*Directive*
Copy out each line containing "JSON" from the entries below.

*Records for processing*
-- Begin --

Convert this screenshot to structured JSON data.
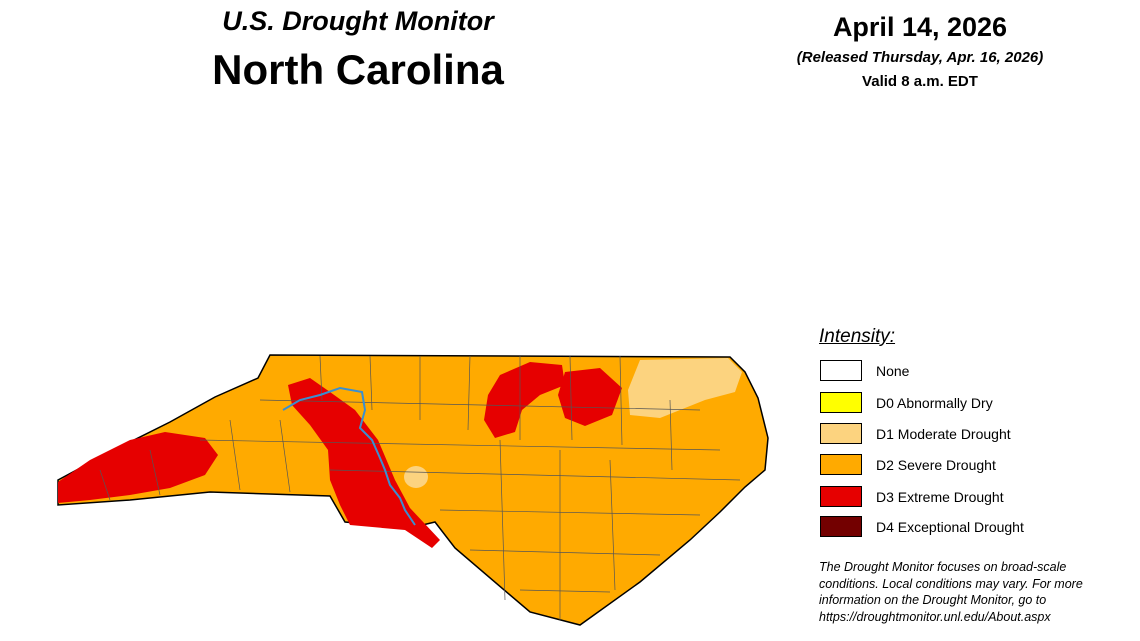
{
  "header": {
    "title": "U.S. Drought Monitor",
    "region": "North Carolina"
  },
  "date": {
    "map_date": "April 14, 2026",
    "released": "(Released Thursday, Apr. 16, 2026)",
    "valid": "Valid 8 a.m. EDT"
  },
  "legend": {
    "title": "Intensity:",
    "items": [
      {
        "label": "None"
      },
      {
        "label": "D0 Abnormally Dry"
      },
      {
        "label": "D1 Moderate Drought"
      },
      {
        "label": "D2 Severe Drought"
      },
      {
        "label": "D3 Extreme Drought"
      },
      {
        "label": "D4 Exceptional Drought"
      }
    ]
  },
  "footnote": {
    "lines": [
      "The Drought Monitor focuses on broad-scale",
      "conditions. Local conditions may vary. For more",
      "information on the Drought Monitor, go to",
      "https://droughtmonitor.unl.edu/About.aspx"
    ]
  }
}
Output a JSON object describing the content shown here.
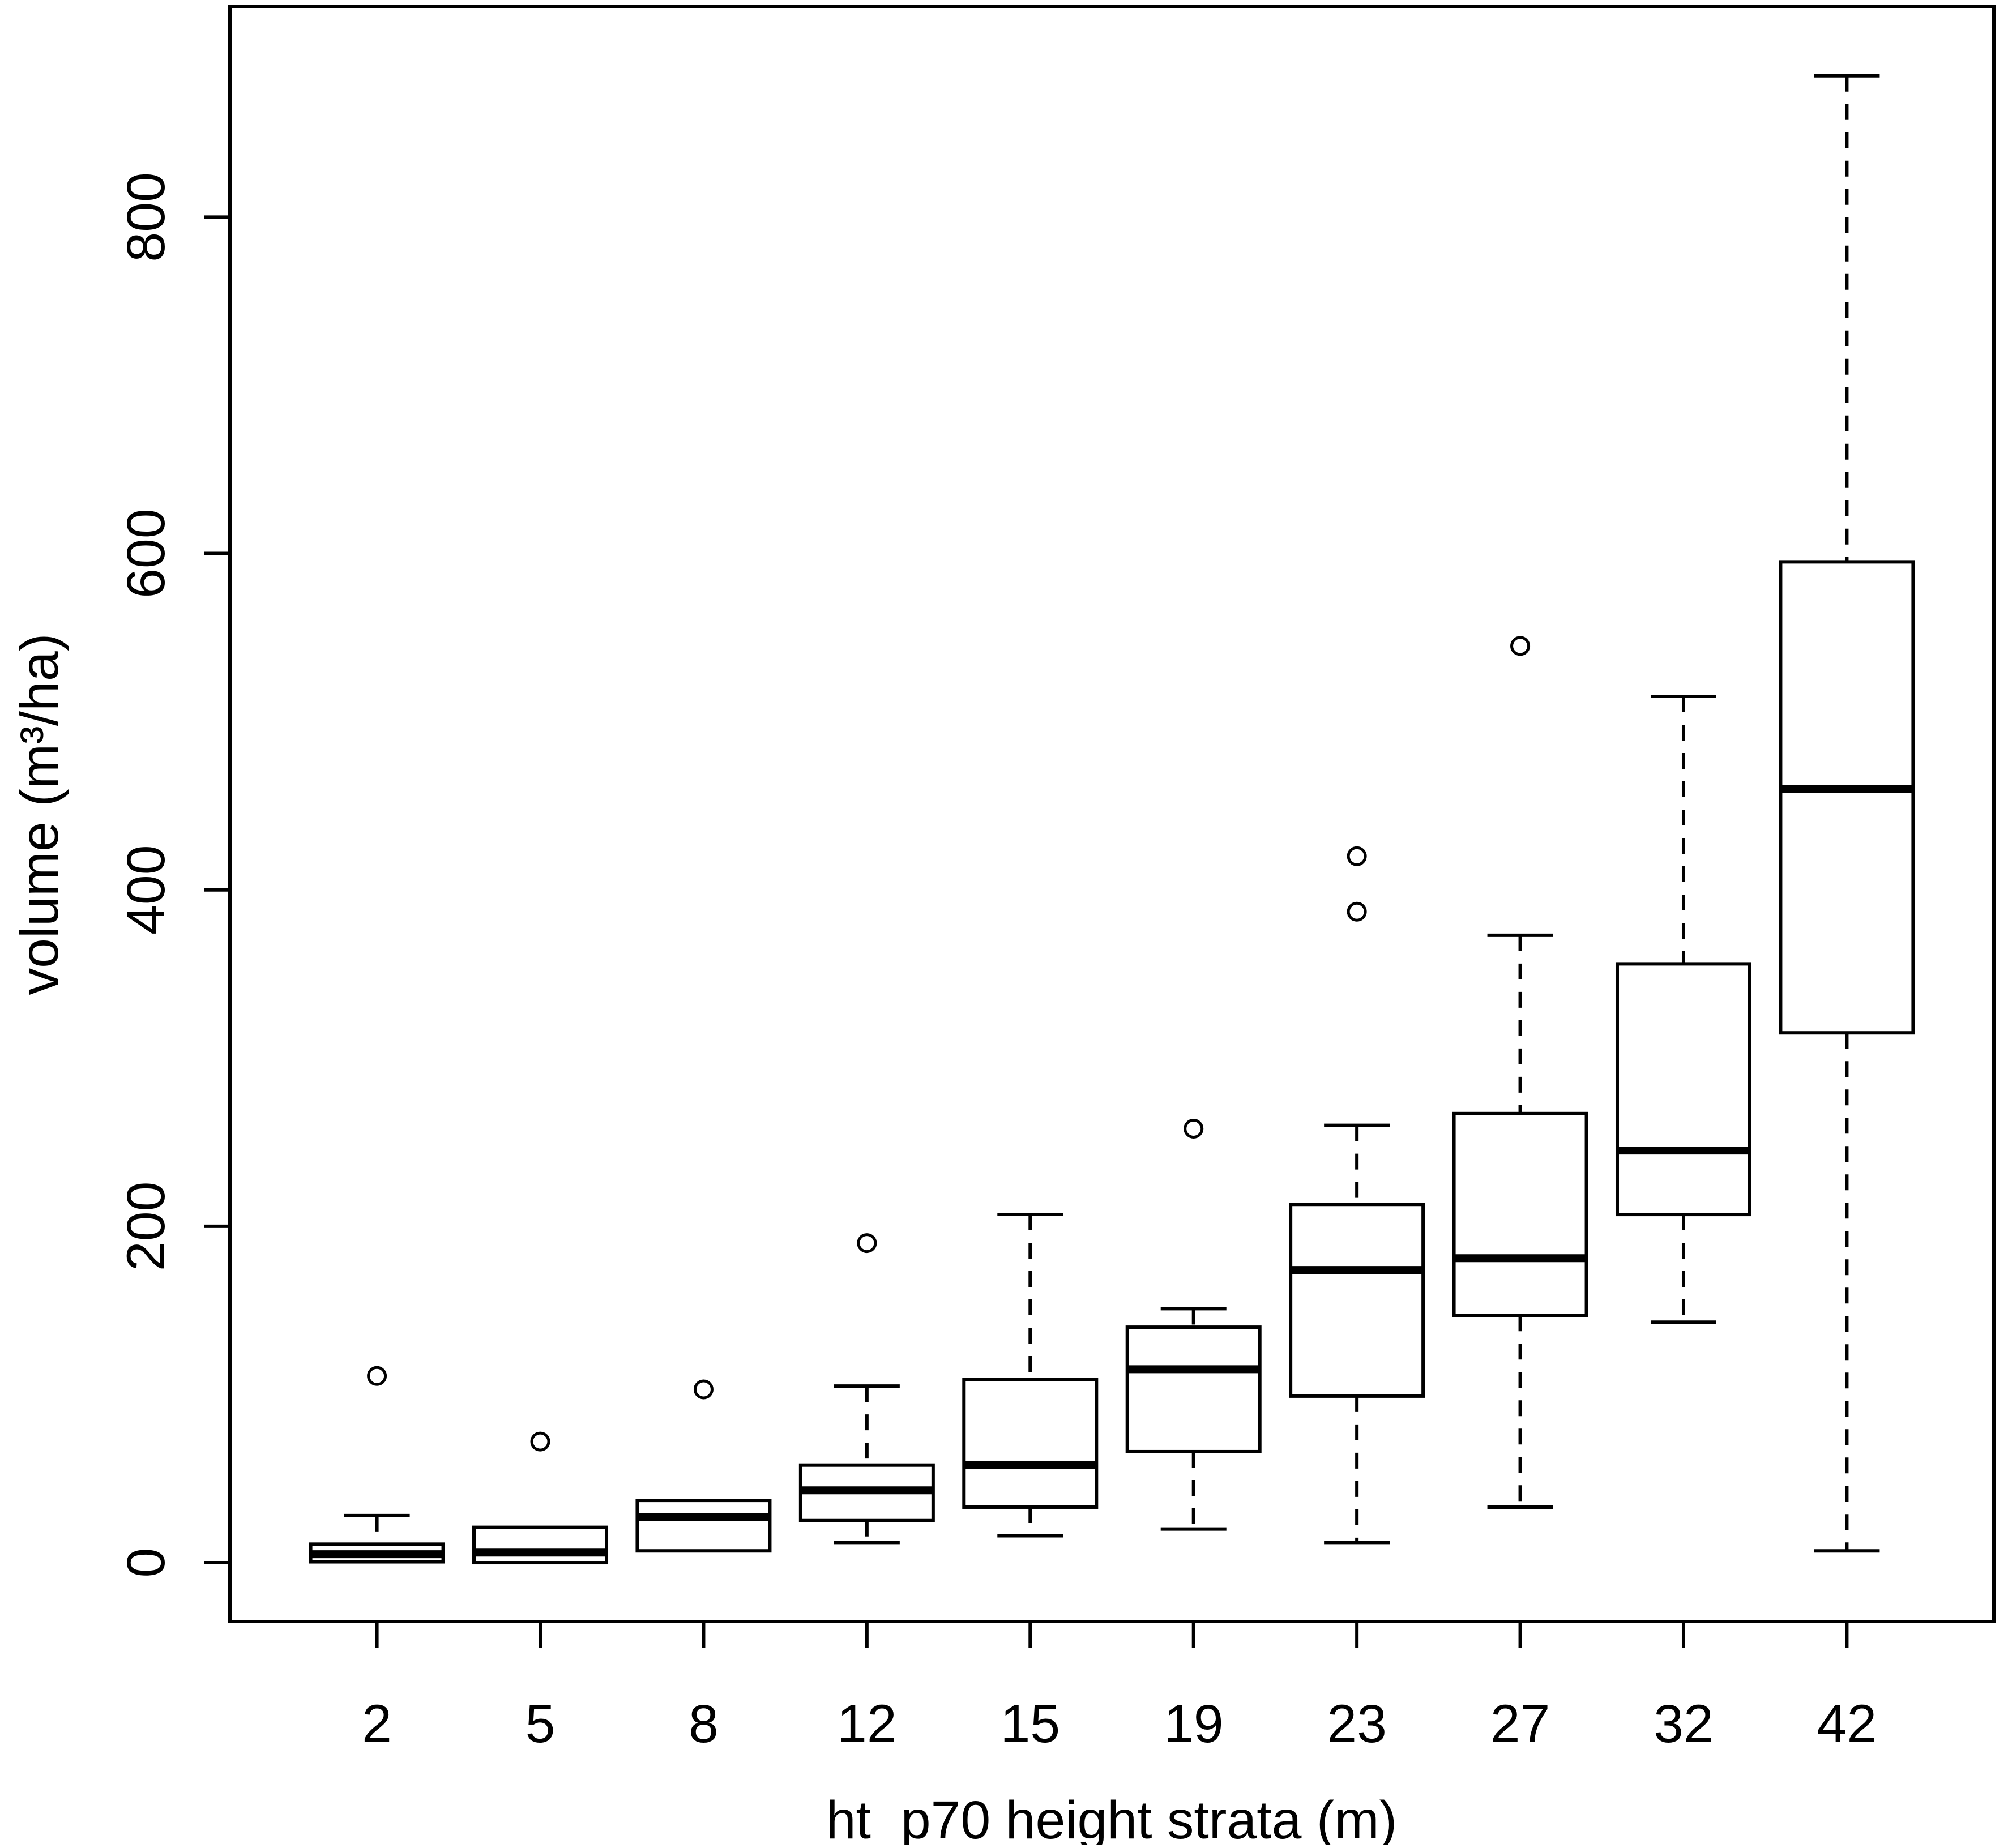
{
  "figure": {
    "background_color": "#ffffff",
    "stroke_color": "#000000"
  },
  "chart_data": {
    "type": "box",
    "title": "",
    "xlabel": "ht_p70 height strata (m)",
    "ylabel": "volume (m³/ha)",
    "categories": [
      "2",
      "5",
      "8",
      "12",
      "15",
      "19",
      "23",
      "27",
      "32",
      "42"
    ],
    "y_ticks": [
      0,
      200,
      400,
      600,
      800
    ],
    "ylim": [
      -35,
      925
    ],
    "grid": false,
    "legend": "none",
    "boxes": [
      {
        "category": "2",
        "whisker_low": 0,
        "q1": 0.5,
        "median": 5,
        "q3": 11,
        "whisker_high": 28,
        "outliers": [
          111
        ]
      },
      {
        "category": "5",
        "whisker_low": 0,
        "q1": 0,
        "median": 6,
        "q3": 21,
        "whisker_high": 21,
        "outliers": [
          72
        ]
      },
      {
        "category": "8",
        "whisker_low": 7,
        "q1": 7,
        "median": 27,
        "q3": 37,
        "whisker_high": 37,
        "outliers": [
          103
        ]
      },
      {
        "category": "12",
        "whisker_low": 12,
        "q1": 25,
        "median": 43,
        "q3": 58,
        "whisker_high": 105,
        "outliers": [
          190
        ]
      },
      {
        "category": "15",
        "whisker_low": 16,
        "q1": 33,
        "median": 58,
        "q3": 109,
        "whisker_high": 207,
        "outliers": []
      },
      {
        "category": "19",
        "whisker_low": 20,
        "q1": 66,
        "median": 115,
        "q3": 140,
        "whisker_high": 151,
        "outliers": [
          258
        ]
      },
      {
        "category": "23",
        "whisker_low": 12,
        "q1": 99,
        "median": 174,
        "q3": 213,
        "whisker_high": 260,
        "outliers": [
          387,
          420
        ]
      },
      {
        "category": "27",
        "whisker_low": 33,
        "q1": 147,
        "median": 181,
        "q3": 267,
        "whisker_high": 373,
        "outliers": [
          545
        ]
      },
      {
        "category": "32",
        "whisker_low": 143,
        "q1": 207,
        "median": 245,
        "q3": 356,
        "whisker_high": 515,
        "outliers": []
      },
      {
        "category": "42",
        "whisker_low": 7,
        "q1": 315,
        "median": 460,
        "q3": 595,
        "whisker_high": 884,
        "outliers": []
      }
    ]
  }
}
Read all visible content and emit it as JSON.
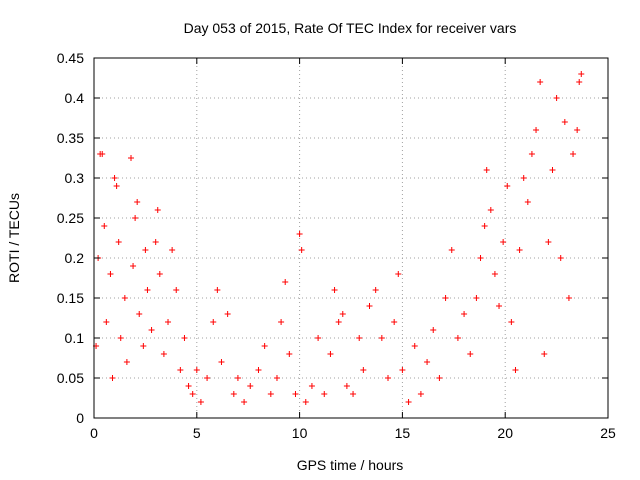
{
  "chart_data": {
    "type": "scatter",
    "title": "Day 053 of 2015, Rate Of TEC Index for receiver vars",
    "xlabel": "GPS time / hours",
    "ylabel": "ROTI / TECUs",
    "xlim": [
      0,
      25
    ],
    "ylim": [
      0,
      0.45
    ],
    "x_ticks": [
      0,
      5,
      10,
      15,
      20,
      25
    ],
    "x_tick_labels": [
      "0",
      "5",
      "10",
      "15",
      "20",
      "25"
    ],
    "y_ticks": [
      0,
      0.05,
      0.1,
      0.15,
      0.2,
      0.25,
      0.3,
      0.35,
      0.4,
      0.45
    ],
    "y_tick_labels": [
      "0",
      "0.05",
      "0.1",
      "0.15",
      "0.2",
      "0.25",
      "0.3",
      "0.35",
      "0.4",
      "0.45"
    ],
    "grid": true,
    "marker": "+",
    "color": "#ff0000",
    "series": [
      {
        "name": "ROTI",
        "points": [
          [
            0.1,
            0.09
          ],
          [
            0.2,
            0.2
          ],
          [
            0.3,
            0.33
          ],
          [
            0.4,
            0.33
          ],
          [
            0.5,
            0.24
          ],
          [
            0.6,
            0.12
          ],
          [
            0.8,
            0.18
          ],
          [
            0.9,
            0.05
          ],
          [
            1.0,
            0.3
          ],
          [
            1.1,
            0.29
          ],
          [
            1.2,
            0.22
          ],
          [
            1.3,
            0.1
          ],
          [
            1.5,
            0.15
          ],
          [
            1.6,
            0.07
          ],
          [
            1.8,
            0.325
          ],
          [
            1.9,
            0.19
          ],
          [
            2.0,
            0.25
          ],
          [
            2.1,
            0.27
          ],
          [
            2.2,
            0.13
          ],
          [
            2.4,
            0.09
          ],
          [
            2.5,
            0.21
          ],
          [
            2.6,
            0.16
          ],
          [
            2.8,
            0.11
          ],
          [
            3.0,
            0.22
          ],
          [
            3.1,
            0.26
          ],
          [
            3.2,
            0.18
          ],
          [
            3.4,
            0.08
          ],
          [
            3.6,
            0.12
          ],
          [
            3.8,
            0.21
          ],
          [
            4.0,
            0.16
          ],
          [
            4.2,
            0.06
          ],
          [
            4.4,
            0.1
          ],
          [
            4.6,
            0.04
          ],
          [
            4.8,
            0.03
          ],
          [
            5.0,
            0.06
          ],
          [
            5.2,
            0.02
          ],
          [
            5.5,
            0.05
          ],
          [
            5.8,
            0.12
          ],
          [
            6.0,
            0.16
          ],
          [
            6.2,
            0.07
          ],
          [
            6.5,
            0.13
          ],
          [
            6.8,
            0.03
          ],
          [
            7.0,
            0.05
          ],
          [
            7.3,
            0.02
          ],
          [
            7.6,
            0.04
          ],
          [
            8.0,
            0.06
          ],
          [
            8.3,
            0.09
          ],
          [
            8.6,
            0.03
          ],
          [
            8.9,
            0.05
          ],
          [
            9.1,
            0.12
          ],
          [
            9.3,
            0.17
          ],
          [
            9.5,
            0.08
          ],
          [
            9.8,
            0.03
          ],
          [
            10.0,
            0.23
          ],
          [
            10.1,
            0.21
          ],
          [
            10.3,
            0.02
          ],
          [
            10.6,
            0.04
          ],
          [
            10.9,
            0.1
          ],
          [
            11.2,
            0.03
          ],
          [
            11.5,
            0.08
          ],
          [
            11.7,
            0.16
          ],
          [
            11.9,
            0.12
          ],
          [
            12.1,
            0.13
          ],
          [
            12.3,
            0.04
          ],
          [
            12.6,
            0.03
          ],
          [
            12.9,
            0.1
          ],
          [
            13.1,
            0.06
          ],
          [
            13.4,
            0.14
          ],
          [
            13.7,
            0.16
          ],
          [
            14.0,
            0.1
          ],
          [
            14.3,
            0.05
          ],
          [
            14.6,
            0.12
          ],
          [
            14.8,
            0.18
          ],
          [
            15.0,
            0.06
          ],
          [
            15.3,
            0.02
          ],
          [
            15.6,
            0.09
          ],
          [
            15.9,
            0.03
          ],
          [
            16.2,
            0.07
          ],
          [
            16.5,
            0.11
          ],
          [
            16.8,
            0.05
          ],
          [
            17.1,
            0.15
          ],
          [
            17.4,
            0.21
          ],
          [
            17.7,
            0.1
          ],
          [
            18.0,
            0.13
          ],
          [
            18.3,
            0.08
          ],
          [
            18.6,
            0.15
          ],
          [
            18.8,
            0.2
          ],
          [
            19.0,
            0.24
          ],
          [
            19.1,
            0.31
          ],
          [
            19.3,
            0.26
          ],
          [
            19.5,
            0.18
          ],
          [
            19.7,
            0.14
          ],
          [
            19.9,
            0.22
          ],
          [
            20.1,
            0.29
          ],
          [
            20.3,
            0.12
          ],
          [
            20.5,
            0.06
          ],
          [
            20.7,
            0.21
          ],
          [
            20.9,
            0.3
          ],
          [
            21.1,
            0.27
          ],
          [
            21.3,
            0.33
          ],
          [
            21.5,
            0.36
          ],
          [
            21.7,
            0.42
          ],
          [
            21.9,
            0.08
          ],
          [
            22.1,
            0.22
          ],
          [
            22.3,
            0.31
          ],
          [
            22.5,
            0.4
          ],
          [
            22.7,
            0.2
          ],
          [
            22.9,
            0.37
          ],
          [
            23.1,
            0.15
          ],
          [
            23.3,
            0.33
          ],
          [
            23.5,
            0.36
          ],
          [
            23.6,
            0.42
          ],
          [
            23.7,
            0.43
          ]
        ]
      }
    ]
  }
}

-- End --

*Solution*
Convert this screenshot to structured JSON data.
Output a JSON object describing the content shown here.
Read all visible content and emit it as JSON.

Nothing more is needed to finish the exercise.